■ Goal of the exercise: Each record below should be repeated precisely as written.

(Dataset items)
......
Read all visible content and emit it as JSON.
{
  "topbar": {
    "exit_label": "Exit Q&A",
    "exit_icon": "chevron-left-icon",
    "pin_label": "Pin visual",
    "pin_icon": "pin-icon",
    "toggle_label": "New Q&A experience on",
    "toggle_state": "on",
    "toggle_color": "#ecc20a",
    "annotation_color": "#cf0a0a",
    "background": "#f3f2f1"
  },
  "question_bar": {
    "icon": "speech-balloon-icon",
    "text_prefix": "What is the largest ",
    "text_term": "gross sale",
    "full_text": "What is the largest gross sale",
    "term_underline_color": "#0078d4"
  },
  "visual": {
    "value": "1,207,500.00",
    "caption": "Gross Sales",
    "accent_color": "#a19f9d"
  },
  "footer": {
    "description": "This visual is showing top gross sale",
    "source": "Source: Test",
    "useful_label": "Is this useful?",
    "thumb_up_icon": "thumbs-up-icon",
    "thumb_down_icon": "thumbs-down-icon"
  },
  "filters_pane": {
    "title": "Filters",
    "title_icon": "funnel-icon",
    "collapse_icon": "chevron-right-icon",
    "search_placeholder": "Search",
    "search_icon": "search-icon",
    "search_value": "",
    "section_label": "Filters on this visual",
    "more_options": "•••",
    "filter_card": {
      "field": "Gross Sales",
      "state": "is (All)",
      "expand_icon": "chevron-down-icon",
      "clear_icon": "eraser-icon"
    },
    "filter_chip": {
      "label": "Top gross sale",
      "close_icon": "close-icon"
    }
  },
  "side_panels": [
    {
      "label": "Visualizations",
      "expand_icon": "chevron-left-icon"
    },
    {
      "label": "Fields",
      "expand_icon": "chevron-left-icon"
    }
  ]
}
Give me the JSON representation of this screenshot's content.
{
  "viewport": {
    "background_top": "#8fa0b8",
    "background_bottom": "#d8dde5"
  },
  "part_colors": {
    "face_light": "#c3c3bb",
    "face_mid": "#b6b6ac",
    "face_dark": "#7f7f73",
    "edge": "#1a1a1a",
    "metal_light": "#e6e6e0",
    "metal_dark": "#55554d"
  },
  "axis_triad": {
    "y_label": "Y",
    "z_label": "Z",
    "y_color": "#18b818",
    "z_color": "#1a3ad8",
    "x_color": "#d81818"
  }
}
......
■ Exercise output:
Read all visible content and emit it as JSON.
{
  "topbar": {
    "exit_label": "Exit Q&A",
    "exit_icon": "chevron-left-icon",
    "pin_label": "Pin visual",
    "pin_icon": "pin-icon",
    "toggle_label": "New Q&A experience on",
    "toggle_state": "on",
    "toggle_color": "#ecc20a",
    "annotation_color": "#cf0a0a",
    "background": "#f3f2f1"
  },
  "question_bar": {
    "icon": "speech-balloon-icon",
    "text_prefix": "What is the largest ",
    "text_term": "gross sale",
    "full_text": "What is the largest gross sale",
    "term_underline_color": "#0078d4"
  },
  "visual": {
    "value": "1,207,500.00",
    "caption": "Gross Sales",
    "accent_color": "#a19f9d"
  },
  "footer": {
    "description": "This visual is showing top gross sale",
    "source": "Source: Test",
    "useful_label": "Is this useful?",
    "thumb_up_icon": "thumbs-up-icon",
    "thumb_down_icon": "thumbs-down-icon"
  },
  "filters_pane": {
    "title": "Filters",
    "title_icon": "funnel-icon",
    "collapse_icon": "chevron-right-icon",
    "search_placeholder": "Search",
    "search_icon": "search-icon",
    "search_value": "",
    "section_label": "Filters on this visual",
    "more_options": "•••",
    "filter_card": {
      "field": "Gross Sales",
      "state": "is (All)",
      "expand_icon": "chevron-down-icon",
      "clear_icon": "eraser-icon"
    },
    "filter_chip": {
      "label": "Top gross sale",
      "close_icon": "close-icon"
    }
  },
  "side_panels": [
    {
      "label": "Visualizations",
      "expand_icon": "chevron-left-icon"
    },
    {
      "label": "Fields",
      "expand_icon": "chevron-left-icon"
    }
  ]
}
Give me the JSON representation of this screenshot's content.
{
  "viewport": {
    "background_top": "#8fa0b8",
    "background_bottom": "#d8dde5"
  },
  "part_colors": {
    "face_light": "#c3c3bb",
    "face_mid": "#b6b6ac",
    "face_dark": "#7f7f73",
    "edge": "#1a1a1a",
    "metal_light": "#e6e6e0",
    "metal_dark": "#55554d"
  },
  "axis_triad": {
    "y_label": "Y",
    "z_label": "Z",
    "y_color": "#18b818",
    "z_color": "#1a3ad8",
    "x_color": "#d81818"
  }
}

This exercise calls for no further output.